Extracts from a graphics dataset:
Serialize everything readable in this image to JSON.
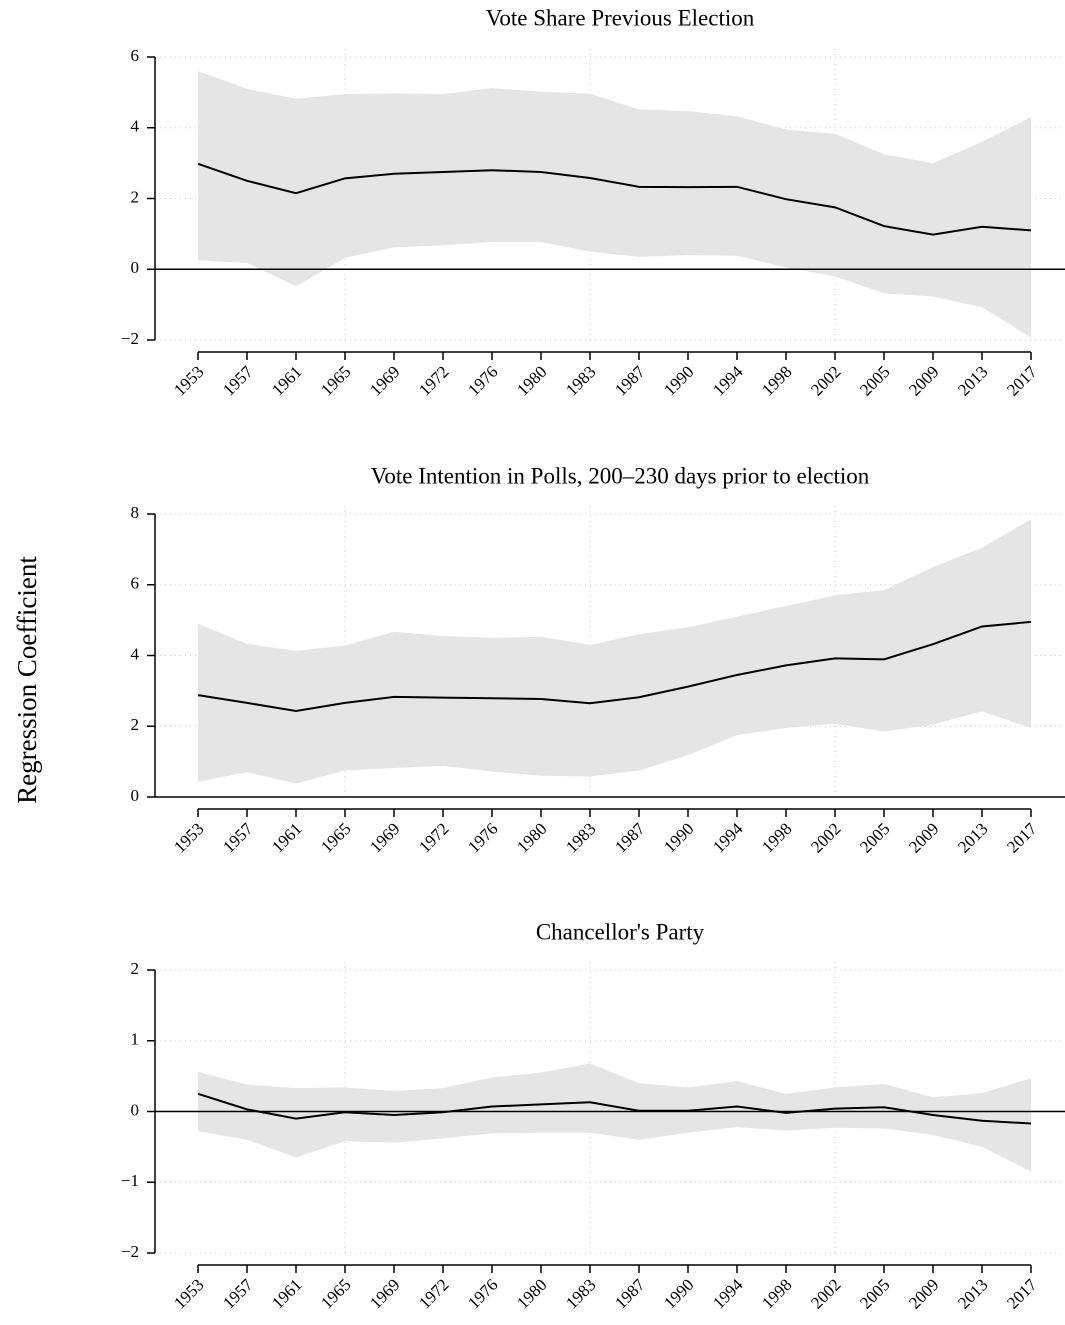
{
  "ylabel": "Regression Coefficient",
  "chart_data": [
    {
      "type": "line",
      "title": "Vote Share Previous Election",
      "categories": [
        "1953",
        "1957",
        "1961",
        "1965",
        "1969",
        "1972",
        "1976",
        "1980",
        "1983",
        "1987",
        "1990",
        "1994",
        "1998",
        "2002",
        "2005",
        "2009",
        "2013",
        "2017"
      ],
      "values": [
        2.98,
        2.5,
        2.15,
        2.57,
        2.7,
        2.75,
        2.8,
        2.75,
        2.58,
        2.33,
        2.32,
        2.33,
        1.98,
        1.75,
        1.22,
        0.98,
        1.2,
        1.1
      ],
      "upper": [
        5.6,
        5.1,
        4.82,
        4.95,
        4.97,
        4.95,
        5.12,
        5.02,
        4.96,
        4.52,
        4.47,
        4.32,
        3.95,
        3.83,
        3.25,
        3.0,
        3.6,
        4.3
      ],
      "lower": [
        0.25,
        0.18,
        -0.48,
        0.32,
        0.62,
        0.68,
        0.77,
        0.77,
        0.5,
        0.35,
        0.4,
        0.38,
        0.05,
        -0.2,
        -0.68,
        -0.77,
        -1.07,
        -1.93
      ],
      "color": "#000000",
      "band_color": "#e5e5e5",
      "ylim": [
        -2,
        6
      ],
      "yticks": [
        {
          "value": -2,
          "label": "−2"
        },
        0,
        2,
        4,
        6
      ],
      "grid": true,
      "zero_line": true
    },
    {
      "type": "line",
      "title": "Vote Intention in Polls, 200–230 days prior to election",
      "categories": [
        "1953",
        "1957",
        "1961",
        "1965",
        "1969",
        "1972",
        "1976",
        "1980",
        "1983",
        "1987",
        "1990",
        "1994",
        "1998",
        "2002",
        "2005",
        "2009",
        "2013",
        "2017"
      ],
      "values": [
        2.88,
        2.66,
        2.43,
        2.66,
        2.83,
        2.81,
        2.79,
        2.77,
        2.65,
        2.82,
        3.12,
        3.45,
        3.72,
        3.92,
        3.89,
        4.32,
        4.82,
        4.95
      ],
      "upper": [
        4.9,
        4.33,
        4.13,
        4.28,
        4.67,
        4.55,
        4.5,
        4.53,
        4.3,
        4.6,
        4.8,
        5.1,
        5.4,
        5.7,
        5.85,
        6.5,
        7.05,
        7.85
      ],
      "lower": [
        0.43,
        0.7,
        0.38,
        0.75,
        0.82,
        0.88,
        0.72,
        0.6,
        0.58,
        0.75,
        1.18,
        1.75,
        1.95,
        2.07,
        1.85,
        2.05,
        2.42,
        1.95
      ],
      "color": "#000000",
      "band_color": "#e5e5e5",
      "ylim": [
        0,
        8
      ],
      "yticks": [
        0,
        2,
        4,
        6,
        8
      ],
      "grid": true,
      "zero_line": true
    },
    {
      "type": "line",
      "title": "Chancellor's Party",
      "categories": [
        "1953",
        "1957",
        "1961",
        "1965",
        "1969",
        "1972",
        "1976",
        "1980",
        "1983",
        "1987",
        "1990",
        "1994",
        "1998",
        "2002",
        "2005",
        "2009",
        "2013",
        "2017"
      ],
      "values": [
        0.25,
        0.03,
        -0.1,
        -0.01,
        -0.05,
        -0.01,
        0.07,
        0.1,
        0.13,
        0.01,
        0.01,
        0.07,
        -0.02,
        0.04,
        0.06,
        -0.05,
        -0.13,
        -0.17
      ],
      "upper": [
        0.56,
        0.38,
        0.33,
        0.34,
        0.29,
        0.33,
        0.48,
        0.55,
        0.68,
        0.4,
        0.34,
        0.43,
        0.25,
        0.34,
        0.39,
        0.2,
        0.26,
        0.47
      ],
      "lower": [
        -0.28,
        -0.4,
        -0.65,
        -0.42,
        -0.44,
        -0.38,
        -0.31,
        -0.3,
        -0.3,
        -0.4,
        -0.3,
        -0.22,
        -0.27,
        -0.23,
        -0.24,
        -0.33,
        -0.5,
        -0.85
      ],
      "color": "#000000",
      "band_color": "#e5e5e5",
      "ylim": [
        -2,
        2
      ],
      "yticks": [
        {
          "value": -2,
          "label": "−2"
        },
        {
          "value": -1,
          "label": "−1"
        },
        0,
        1,
        2
      ],
      "grid": true,
      "zero_line": true
    }
  ]
}
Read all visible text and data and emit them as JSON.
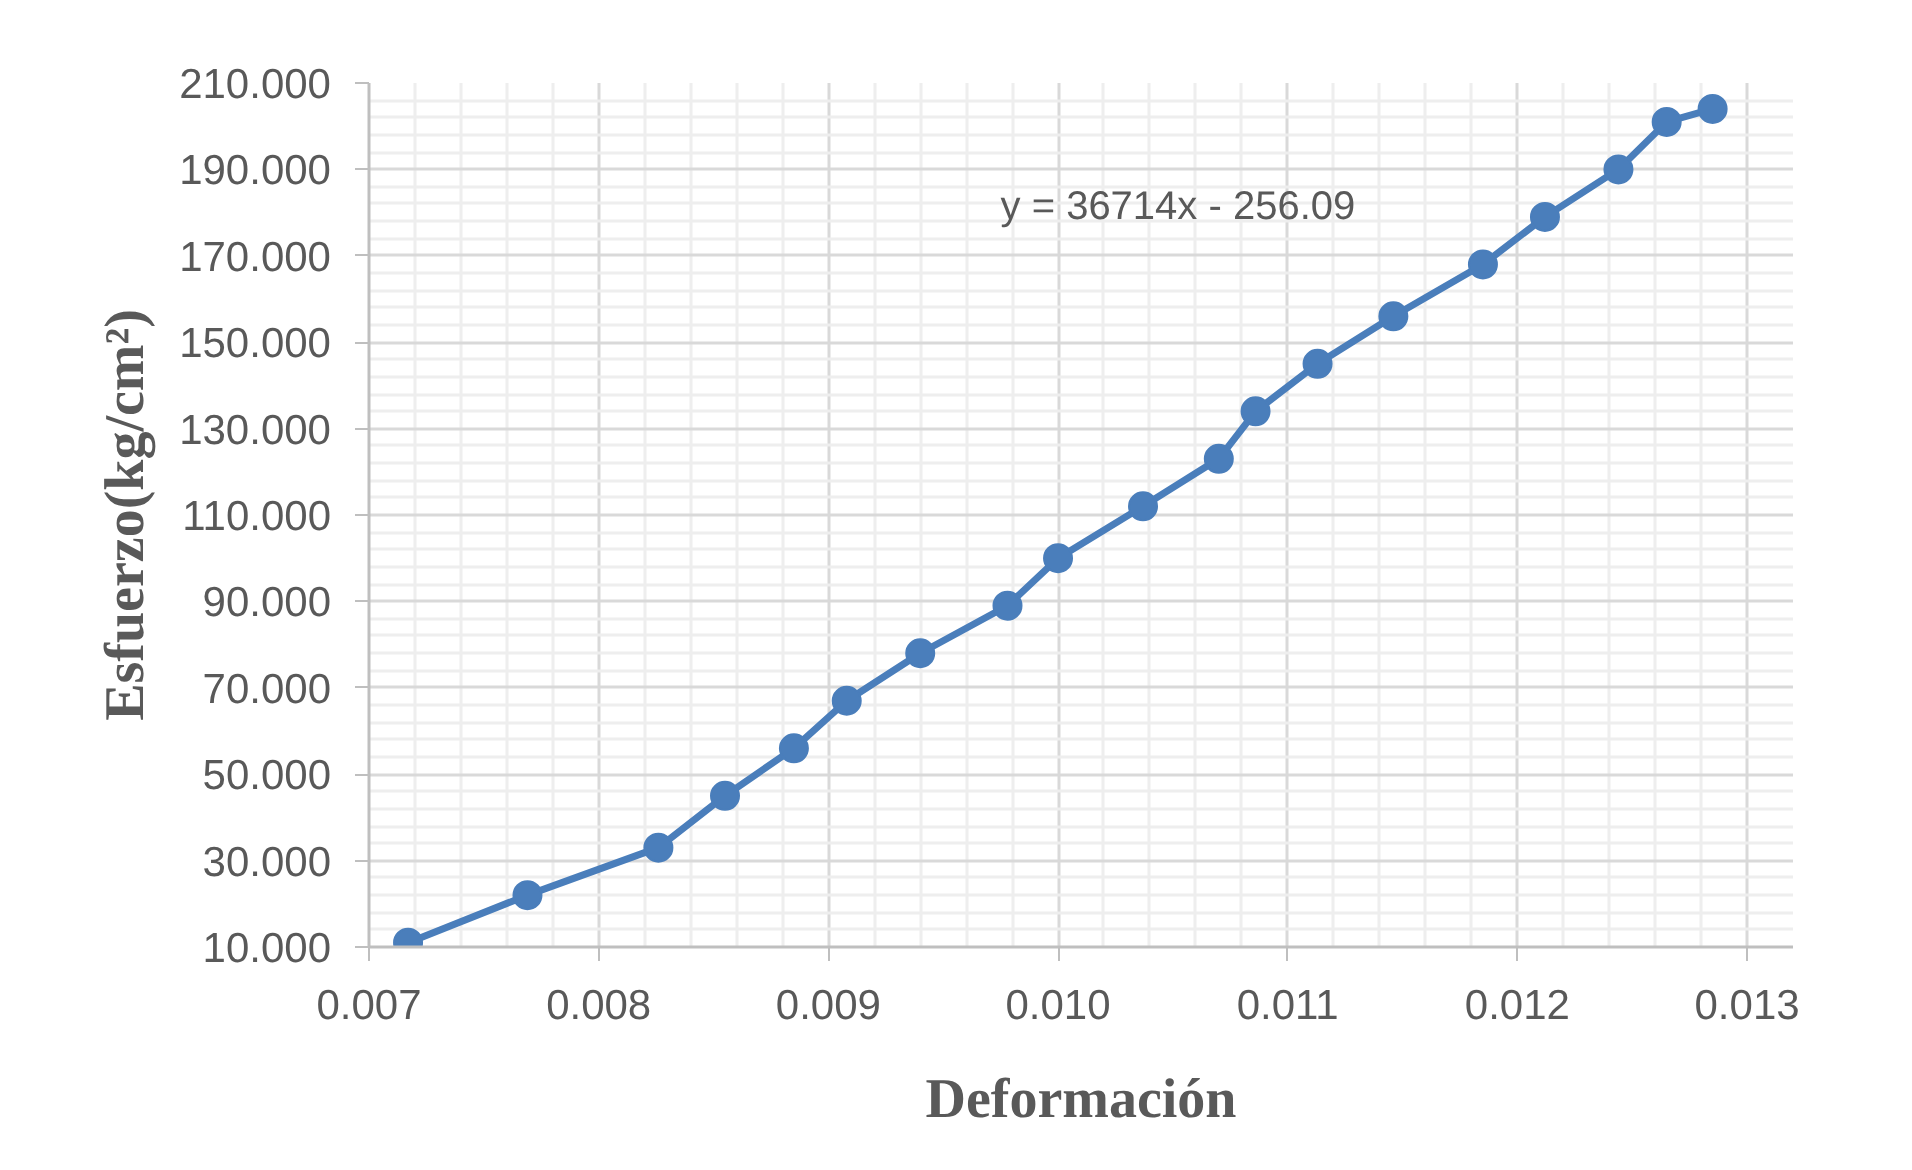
{
  "chart_data": {
    "type": "line",
    "xlabel": "Deformación",
    "ylabel": "Esfuerzo(kg/cm²)",
    "annotations": [
      "y = 36714x - 256.09"
    ],
    "x": [
      0.00717,
      0.00769,
      0.00826,
      0.00855,
      0.00885,
      0.00908,
      0.0094,
      0.00978,
      0.01,
      0.01037,
      0.0107,
      0.01086,
      0.01113,
      0.01146,
      0.01185,
      0.01212,
      0.01244,
      0.01265,
      0.01285
    ],
    "series": [
      {
        "color": "#4a7ebb",
        "values": [
          11,
          22,
          33,
          45,
          56,
          67,
          78,
          89,
          100,
          112,
          123,
          134,
          145,
          156,
          168,
          179,
          190,
          201,
          204
        ]
      }
    ],
    "xlim": [
      0.007,
      0.0132
    ],
    "xticks": [
      0.007,
      0.008,
      0.009,
      {
        "value": 0.01,
        "label": "0.010"
      },
      0.011,
      0.012,
      0.013
    ],
    "ylim": [
      10,
      210
    ],
    "yticks": [
      {
        "value": 10,
        "label": "10.000"
      },
      {
        "value": 30,
        "label": "30.000"
      },
      {
        "value": 50,
        "label": "50.000"
      },
      {
        "value": 70,
        "label": "70.000"
      },
      {
        "value": 90,
        "label": "90.000"
      },
      {
        "value": 110,
        "label": "110.000"
      },
      {
        "value": 130,
        "label": "130.000"
      },
      {
        "value": 150,
        "label": "150.000"
      },
      {
        "value": 170,
        "label": "170.000"
      },
      {
        "value": 190,
        "label": "190.000"
      },
      {
        "value": 210,
        "label": "210.000"
      }
    ],
    "grid": true,
    "marker": "circle",
    "line_style": "solid"
  }
}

| Task brief |
Copy out every line of the data that includes "JSON".

| Exercise answer |
Serialize everything readable in this image to JSON.
Read all visible text and data and emit them as JSON.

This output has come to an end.